- [Problem description] Sift the listing for lines that hold the string "marisco" and pull them out.
##############################
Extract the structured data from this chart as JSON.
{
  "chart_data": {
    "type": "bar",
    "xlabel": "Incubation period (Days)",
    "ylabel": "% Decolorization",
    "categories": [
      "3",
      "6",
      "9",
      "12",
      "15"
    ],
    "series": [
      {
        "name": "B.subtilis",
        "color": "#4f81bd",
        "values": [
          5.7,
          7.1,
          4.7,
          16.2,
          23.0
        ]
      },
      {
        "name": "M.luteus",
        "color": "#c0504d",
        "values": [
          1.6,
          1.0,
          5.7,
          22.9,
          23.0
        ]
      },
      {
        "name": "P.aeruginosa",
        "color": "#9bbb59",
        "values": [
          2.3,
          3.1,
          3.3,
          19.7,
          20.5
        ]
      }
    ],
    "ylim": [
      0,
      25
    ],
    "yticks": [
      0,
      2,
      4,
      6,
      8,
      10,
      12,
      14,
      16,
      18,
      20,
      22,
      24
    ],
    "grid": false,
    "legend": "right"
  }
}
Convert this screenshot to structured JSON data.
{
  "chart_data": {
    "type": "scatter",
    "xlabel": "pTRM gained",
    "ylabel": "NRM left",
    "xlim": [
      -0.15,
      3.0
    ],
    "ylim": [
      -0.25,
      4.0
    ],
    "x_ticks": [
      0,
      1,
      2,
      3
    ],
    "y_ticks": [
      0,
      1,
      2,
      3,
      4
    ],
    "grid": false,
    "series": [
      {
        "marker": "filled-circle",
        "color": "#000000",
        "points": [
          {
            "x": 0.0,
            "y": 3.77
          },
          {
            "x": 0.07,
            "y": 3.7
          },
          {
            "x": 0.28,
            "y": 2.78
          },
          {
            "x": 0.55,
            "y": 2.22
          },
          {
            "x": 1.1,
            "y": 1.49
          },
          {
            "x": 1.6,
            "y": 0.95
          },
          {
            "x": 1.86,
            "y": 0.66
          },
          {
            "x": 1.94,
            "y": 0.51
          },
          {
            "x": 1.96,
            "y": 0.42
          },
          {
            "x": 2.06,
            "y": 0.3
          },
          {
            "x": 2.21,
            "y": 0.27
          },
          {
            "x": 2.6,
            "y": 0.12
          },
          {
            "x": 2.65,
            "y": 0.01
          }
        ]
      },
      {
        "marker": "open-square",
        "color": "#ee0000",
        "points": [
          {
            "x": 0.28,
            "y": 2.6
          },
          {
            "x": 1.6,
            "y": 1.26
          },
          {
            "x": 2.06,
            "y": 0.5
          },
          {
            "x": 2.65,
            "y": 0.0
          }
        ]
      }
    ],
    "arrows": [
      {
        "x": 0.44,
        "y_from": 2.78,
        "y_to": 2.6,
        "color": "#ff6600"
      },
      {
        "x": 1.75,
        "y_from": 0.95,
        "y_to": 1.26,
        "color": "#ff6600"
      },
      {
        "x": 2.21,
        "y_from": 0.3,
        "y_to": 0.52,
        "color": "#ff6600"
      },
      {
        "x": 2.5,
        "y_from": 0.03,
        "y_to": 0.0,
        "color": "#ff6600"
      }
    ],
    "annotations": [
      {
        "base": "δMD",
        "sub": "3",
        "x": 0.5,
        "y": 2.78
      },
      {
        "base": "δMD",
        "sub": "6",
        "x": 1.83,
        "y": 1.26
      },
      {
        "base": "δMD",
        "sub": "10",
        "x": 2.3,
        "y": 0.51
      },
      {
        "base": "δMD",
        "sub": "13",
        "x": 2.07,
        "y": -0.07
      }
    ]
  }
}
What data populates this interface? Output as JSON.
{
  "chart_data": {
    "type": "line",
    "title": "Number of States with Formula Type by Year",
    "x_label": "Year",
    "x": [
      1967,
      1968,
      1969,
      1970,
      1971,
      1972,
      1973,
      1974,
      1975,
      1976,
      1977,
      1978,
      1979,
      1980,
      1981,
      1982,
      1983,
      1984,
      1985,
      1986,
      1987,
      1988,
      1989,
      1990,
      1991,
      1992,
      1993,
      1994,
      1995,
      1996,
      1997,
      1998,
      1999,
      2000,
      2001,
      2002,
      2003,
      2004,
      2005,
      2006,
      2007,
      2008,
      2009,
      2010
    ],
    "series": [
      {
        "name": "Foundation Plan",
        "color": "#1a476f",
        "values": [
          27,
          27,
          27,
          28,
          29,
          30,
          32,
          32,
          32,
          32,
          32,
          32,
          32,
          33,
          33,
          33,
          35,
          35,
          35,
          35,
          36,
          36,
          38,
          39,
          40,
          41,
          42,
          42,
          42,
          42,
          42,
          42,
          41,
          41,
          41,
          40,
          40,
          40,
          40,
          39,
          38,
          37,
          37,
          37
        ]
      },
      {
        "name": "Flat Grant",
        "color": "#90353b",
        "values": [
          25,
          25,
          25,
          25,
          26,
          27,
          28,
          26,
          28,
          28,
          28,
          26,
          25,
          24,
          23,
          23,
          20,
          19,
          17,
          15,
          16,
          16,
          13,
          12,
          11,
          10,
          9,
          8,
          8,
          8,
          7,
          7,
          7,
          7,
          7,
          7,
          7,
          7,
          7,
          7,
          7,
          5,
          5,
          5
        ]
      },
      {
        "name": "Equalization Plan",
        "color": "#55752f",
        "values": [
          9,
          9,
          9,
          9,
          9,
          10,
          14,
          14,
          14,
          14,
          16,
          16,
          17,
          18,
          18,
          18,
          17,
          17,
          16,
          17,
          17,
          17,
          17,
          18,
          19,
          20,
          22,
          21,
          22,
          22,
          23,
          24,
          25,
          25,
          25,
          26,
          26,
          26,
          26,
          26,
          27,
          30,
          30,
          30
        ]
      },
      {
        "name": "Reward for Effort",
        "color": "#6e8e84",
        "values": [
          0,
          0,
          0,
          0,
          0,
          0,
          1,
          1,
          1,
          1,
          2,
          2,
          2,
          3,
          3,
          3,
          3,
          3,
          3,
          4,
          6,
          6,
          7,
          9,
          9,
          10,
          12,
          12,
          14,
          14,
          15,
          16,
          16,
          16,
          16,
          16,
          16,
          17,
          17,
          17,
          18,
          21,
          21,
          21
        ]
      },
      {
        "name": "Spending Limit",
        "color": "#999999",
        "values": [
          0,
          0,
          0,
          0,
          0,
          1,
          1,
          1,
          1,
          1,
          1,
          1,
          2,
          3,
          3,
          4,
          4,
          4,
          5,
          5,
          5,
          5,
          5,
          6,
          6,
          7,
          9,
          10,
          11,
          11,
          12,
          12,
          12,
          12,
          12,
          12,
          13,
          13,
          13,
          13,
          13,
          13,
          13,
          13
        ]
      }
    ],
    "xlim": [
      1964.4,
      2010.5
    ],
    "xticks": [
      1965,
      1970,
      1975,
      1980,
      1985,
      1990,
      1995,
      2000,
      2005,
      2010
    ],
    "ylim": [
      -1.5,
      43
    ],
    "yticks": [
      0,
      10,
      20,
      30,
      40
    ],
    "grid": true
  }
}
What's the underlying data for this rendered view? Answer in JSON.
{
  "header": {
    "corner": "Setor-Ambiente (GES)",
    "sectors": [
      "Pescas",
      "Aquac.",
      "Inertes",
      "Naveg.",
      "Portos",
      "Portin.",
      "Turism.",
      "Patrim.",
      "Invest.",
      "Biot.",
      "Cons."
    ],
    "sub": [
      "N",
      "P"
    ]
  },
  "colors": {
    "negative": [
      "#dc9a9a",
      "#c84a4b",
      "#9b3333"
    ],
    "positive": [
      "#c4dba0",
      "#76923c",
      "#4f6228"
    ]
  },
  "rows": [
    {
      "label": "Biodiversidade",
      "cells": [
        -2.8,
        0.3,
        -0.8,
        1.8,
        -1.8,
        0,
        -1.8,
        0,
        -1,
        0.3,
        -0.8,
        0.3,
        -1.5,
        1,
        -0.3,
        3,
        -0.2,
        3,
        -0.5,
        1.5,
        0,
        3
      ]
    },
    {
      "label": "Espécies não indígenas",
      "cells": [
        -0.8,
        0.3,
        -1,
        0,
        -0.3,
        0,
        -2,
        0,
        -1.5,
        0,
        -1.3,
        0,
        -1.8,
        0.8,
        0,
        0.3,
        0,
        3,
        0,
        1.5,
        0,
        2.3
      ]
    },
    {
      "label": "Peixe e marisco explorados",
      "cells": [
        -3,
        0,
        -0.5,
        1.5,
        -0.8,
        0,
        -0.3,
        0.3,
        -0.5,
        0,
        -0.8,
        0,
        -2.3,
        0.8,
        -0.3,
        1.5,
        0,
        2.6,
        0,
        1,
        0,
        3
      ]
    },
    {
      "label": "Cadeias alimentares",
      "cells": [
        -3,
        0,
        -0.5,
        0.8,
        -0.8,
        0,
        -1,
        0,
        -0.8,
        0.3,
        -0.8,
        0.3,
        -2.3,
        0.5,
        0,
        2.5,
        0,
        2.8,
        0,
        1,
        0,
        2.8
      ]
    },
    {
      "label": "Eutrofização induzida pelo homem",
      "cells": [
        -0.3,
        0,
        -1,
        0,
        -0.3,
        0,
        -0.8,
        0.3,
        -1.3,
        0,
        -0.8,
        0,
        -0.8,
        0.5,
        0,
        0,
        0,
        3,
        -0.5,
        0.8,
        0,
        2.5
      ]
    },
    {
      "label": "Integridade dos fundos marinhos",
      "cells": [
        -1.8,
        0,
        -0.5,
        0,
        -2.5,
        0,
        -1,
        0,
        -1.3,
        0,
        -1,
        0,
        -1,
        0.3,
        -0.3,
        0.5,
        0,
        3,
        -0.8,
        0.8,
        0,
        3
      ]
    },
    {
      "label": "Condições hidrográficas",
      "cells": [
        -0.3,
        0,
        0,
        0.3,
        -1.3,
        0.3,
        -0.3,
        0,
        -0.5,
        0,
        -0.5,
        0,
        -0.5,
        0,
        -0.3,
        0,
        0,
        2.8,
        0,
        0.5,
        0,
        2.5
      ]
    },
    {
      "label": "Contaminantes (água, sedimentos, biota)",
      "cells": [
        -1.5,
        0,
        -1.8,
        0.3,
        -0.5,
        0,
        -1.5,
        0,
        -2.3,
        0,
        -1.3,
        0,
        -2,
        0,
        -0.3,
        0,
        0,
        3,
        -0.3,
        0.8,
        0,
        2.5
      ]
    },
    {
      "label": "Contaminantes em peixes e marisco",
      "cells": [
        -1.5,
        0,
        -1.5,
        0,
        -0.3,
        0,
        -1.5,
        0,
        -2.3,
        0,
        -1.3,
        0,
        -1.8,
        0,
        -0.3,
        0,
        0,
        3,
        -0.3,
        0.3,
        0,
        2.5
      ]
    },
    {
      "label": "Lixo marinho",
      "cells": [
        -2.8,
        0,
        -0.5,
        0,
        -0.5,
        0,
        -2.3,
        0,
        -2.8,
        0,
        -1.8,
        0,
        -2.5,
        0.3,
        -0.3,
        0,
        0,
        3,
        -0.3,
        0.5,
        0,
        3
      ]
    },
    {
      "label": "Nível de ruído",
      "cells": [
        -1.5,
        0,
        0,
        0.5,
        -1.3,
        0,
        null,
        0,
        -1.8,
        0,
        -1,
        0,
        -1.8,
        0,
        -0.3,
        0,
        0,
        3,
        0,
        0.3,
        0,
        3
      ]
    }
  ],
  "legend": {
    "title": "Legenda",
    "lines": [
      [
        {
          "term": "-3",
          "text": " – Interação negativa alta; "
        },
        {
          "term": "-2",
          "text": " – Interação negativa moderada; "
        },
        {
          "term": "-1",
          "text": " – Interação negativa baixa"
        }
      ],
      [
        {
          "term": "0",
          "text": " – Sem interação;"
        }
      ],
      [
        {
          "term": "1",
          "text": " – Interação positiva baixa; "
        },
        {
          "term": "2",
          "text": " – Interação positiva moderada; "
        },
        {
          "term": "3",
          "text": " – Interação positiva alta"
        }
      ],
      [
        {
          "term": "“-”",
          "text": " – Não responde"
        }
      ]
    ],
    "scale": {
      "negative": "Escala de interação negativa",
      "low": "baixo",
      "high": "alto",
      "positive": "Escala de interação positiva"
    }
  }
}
##############################
- [Response to this exercise]
      "label": "Peixe e marisco explorados",
      "label": "Contaminantes em peixes e marisco",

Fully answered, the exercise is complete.